### SET PROBLEM
Go through the listing and copy each line with the string "capability".

### ENTRIES
══════════════════════════════
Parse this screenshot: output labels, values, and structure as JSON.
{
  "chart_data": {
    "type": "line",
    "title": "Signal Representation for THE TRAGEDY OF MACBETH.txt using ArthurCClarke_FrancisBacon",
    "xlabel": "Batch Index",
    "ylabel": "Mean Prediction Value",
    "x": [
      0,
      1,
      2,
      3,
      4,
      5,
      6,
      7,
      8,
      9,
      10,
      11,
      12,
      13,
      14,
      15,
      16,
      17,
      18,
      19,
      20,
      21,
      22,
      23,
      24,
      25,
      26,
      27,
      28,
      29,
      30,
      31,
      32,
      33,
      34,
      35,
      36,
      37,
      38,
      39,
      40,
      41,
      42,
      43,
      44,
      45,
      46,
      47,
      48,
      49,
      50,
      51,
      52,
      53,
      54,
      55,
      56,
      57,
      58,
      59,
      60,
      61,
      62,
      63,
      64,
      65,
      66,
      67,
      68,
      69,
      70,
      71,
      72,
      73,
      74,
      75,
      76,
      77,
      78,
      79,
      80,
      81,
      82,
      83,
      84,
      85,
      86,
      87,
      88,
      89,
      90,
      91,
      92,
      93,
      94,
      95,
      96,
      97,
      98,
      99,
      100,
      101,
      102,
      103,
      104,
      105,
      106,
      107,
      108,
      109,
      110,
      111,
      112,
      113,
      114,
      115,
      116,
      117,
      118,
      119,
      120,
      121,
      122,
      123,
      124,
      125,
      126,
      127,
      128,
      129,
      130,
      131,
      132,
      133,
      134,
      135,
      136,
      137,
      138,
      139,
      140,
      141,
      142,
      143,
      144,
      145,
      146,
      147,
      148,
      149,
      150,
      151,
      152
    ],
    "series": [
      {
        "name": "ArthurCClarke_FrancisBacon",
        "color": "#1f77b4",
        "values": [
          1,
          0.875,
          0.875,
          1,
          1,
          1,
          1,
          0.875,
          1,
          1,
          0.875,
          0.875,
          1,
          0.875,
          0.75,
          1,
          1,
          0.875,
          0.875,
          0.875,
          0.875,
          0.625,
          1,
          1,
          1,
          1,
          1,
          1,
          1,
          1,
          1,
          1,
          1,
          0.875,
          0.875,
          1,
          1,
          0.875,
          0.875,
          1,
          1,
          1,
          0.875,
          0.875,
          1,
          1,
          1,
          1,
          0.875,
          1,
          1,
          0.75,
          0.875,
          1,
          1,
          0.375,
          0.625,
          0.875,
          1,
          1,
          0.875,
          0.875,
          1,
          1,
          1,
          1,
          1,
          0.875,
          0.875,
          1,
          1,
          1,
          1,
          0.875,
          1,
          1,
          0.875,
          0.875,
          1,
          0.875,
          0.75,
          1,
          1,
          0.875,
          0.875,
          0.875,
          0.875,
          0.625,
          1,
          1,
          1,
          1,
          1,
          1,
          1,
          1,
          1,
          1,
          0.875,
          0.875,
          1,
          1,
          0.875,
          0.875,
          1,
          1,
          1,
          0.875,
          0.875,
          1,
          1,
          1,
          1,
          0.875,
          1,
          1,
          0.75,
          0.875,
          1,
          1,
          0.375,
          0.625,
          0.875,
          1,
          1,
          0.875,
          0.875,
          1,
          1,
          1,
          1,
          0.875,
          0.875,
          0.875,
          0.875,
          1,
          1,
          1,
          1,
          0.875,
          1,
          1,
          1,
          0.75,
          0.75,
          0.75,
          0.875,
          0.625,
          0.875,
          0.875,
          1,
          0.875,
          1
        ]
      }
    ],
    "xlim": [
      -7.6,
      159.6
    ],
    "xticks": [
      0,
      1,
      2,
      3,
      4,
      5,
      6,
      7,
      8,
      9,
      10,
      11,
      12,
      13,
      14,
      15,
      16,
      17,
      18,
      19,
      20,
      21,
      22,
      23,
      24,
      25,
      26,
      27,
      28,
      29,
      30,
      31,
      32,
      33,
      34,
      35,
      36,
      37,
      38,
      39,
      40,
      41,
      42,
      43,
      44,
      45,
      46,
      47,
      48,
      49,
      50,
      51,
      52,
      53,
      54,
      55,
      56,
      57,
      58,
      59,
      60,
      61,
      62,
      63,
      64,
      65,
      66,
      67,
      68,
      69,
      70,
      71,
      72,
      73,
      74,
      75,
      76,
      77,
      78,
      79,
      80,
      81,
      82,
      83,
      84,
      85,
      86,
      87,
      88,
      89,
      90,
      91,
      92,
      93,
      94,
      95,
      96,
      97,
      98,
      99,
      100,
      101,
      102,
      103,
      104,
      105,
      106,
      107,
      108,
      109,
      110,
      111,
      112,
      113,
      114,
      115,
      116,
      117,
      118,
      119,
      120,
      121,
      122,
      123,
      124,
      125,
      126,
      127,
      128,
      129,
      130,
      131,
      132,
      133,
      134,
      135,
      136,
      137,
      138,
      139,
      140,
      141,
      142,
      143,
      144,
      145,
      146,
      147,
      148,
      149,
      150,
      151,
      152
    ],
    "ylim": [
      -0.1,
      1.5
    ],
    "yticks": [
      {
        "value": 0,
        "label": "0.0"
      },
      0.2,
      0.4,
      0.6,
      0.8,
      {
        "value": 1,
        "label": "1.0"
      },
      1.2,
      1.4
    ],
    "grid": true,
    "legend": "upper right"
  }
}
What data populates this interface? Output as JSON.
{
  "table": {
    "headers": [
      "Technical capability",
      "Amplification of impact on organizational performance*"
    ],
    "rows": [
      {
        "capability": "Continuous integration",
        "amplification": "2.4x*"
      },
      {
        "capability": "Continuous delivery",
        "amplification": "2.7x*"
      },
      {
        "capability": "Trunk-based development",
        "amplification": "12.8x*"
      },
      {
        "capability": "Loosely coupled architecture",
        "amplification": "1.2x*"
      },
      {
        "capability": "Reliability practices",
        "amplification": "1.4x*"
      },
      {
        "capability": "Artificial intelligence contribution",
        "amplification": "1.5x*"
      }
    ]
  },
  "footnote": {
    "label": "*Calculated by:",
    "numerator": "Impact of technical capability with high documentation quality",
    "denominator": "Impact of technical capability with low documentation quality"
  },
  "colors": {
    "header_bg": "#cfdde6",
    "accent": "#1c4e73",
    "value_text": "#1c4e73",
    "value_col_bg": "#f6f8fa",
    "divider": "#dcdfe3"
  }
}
══════════════════════════════
### ANSWER
      "Technical capability",
        "capability": "Continuous integration",
        "capability": "Continuous delivery",
        "capability": "Trunk-based development",
        "capability": "Loosely coupled architecture",
        "capability": "Reliability practices",
        "capability": "Artificial intelligence contribution",
    "numerator": "Impact of technical capability with high documentation quality",
    "denominator": "Impact of technical capability with low documentation quality"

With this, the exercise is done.